There was another event which tended to increase the Papal power in the West, and therefore in England as being part of the West; and that was the sad breach of communion between the East and the West, which took place in 1054, in the time of Pope Leo IX. of Rome, and of the Patriarch Michael Cerularius of Constantinople. The result of that breach of communion was in the West to isolate the Roman see, as the only Apostolic see, of which Western Christians knew anything. Before that breach of communion, Western Christians had been familiar with the idea of the Church Catholic having for its leaders the occupants of five apostolic or at any rate patriarchal sees; namely the Bishops of Rome, Constantinople, Alexandria, Antioch, and Jerusalem. But after 1054, four of these five sees were outside the communion which the Westerns recognized as the only Catholic communion; and consequently the see of Rome towered up alone in its majesty as an Apostolic see, whereas before it had been regarded as only one out of five such sees. The result was that the balance of power in the Church was overthrown; and there were no checks to the inordinate development of the claims of the Pope.

■ Material provided
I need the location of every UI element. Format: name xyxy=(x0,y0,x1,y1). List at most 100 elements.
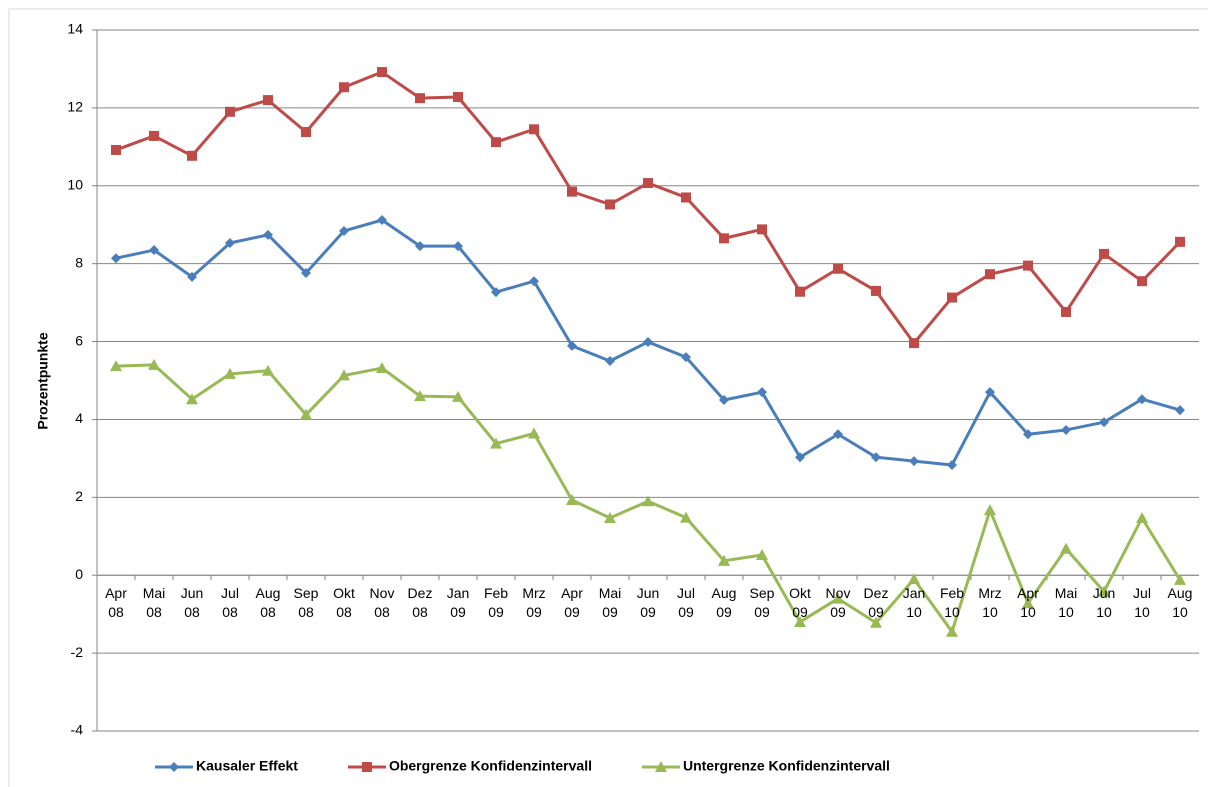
x-tick-label: Apr 08 xyxy=(105,585,127,621)
marker xyxy=(871,285,881,296)
marker xyxy=(453,91,463,102)
marker xyxy=(1022,597,1034,609)
marker xyxy=(187,150,197,161)
marker xyxy=(110,360,122,372)
x-tick-label: Okt 09 xyxy=(789,585,811,621)
marker xyxy=(187,271,197,282)
marker xyxy=(833,263,843,274)
x-tick-label: Mai 08 xyxy=(142,585,166,621)
marker xyxy=(339,82,349,93)
marker xyxy=(984,504,996,516)
marker xyxy=(339,225,349,236)
x-tick-label: Mrz 10 xyxy=(978,585,1002,621)
marker xyxy=(453,241,463,252)
marker xyxy=(186,393,198,405)
marker xyxy=(1175,236,1185,247)
marker xyxy=(1061,306,1071,317)
marker xyxy=(985,269,995,280)
marker xyxy=(604,511,616,523)
marker xyxy=(680,511,692,523)
y-tick-label: 2 xyxy=(75,488,83,504)
x-tick-label: Okt 08 xyxy=(333,585,355,621)
marker xyxy=(300,408,312,420)
x-tick-label: Feb 09 xyxy=(483,585,509,621)
legend-label: Untergrenze Konfidenzintervall xyxy=(683,758,890,774)
x-tick-label: Mrz 09 xyxy=(522,585,546,621)
marker xyxy=(832,592,844,604)
marker xyxy=(1060,542,1072,554)
x-tick-label: Jul 09 xyxy=(677,585,695,621)
marker xyxy=(301,127,311,138)
marker xyxy=(338,369,350,381)
marker xyxy=(566,494,578,506)
x-tick-label: Jan 09 xyxy=(446,585,470,621)
marker xyxy=(1099,417,1109,428)
marker xyxy=(909,338,919,349)
marker xyxy=(654,761,667,772)
x-tick-label: Dez 08 xyxy=(407,585,433,621)
x-tick-label: Aug 09 xyxy=(711,585,737,621)
marker xyxy=(795,452,805,463)
marker xyxy=(795,286,805,297)
marker xyxy=(643,336,653,347)
marker xyxy=(149,245,159,256)
marker xyxy=(985,387,995,398)
y-tick-label: -4 xyxy=(71,722,84,738)
x-tick-label: Mai 09 xyxy=(598,585,622,621)
marker xyxy=(490,437,502,449)
x-tick-label: Sep 08 xyxy=(293,585,319,621)
marker xyxy=(1061,424,1071,435)
x-tick-label: Feb 10 xyxy=(939,585,965,621)
x-tick-label: Nov 08 xyxy=(369,585,395,621)
marker xyxy=(642,495,654,507)
x-tick-label: Jul 08 xyxy=(221,585,239,621)
marker xyxy=(1174,573,1186,585)
marker xyxy=(947,460,957,471)
y-axis-label: Prozentpunkte xyxy=(35,332,51,429)
chart-border xyxy=(8,8,1208,787)
x-tick-label: Sep 09 xyxy=(749,585,775,621)
marker xyxy=(909,456,919,467)
marker xyxy=(377,67,387,78)
marker xyxy=(528,427,540,439)
x-tick-label: Mai 10 xyxy=(1054,585,1078,621)
marker xyxy=(491,137,501,148)
marker xyxy=(871,452,881,463)
y-tick-label: 8 xyxy=(75,254,83,270)
marker xyxy=(1136,511,1148,523)
x-tick-label: Jun 08 xyxy=(180,585,204,621)
marker xyxy=(452,390,464,402)
marker xyxy=(833,429,843,440)
x-tick-label: Jul 10 xyxy=(1133,585,1151,621)
marker xyxy=(681,352,691,363)
marker xyxy=(757,387,767,398)
x-tick-label: Dez 09 xyxy=(863,585,889,621)
marker xyxy=(946,625,958,637)
y-tick-label: 0 xyxy=(75,566,83,582)
marker xyxy=(263,95,273,106)
marker xyxy=(870,616,882,628)
marker xyxy=(301,268,311,279)
marker xyxy=(529,124,539,135)
marker xyxy=(224,367,236,379)
y-tick-label: 10 xyxy=(67,176,83,192)
legend-label: Kausaler Effekt xyxy=(196,758,298,774)
series-line xyxy=(115,70,1182,345)
y-tick-label: 6 xyxy=(75,332,83,348)
x-tick-label: Aug 08 xyxy=(255,585,281,621)
x-tick-label: Jun 10 xyxy=(1092,585,1116,621)
marker xyxy=(263,229,273,240)
marker xyxy=(376,362,388,374)
marker xyxy=(529,276,539,287)
marker xyxy=(567,340,577,351)
marker xyxy=(757,224,767,235)
marker xyxy=(262,364,274,376)
marker xyxy=(681,192,691,203)
marker xyxy=(148,358,160,370)
marker xyxy=(111,144,121,155)
marker xyxy=(1098,585,1110,597)
y-tick-label: -2 xyxy=(71,644,84,660)
marker xyxy=(149,130,159,141)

■ Prompt A
In the passage on the split between the Eastern and Western churches, which five bishops were once seen as the leaders of the Church Catholic?
■ Prompt B
Copy from the records the lines from the one with "x-tick-label: Apr 08 xyxy=(105,585,127,621)" up to and including the one with "x-tick-label: Jan 09 xyxy=(446,585,470,621)".
The passage on church history has no connection to the records.

■ Correct answer A
The Bishops of Rome, Constantinople, Alexandria, Antioch, and Jerusalem.

■ Correct answer B
x-tick-label: Apr 08 xyxy=(105,585,127,621)
marker xyxy=(871,285,881,296)
marker xyxy=(453,91,463,102)
marker xyxy=(1022,597,1034,609)
marker xyxy=(187,150,197,161)
marker xyxy=(110,360,122,372)
x-tick-label: Okt 09 xyxy=(789,585,811,621)
marker xyxy=(187,271,197,282)
marker xyxy=(833,263,843,274)
x-tick-label: Mai 08 xyxy=(142,585,166,621)
marker xyxy=(339,82,349,93)
marker xyxy=(984,504,996,516)
marker xyxy=(339,225,349,236)
x-tick-label: Mrz 10 xyxy=(978,585,1002,621)
marker xyxy=(453,241,463,252)
marker xyxy=(186,393,198,405)
marker xyxy=(1175,236,1185,247)
marker xyxy=(1061,306,1071,317)
marker xyxy=(985,269,995,280)
marker xyxy=(604,511,616,523)
marker xyxy=(680,511,692,523)
y-tick-label: 2 xyxy=(75,488,83,504)
x-tick-label: Okt 08 xyxy=(333,585,355,621)
marker xyxy=(300,408,312,420)
x-tick-label: Feb 09 xyxy=(483,585,509,621)
legend-label: Untergrenze Konfidenzintervall xyxy=(683,758,890,774)
x-tick-label: Mrz 09 xyxy=(522,585,546,621)
marker xyxy=(832,592,844,604)
marker xyxy=(1060,542,1072,554)
x-tick-label: Jul 09 xyxy=(677,585,695,621)
marker xyxy=(301,127,311,138)
marker xyxy=(338,369,350,381)
marker xyxy=(566,494,578,506)
x-tick-label: Jan 09 xyxy=(446,585,470,621)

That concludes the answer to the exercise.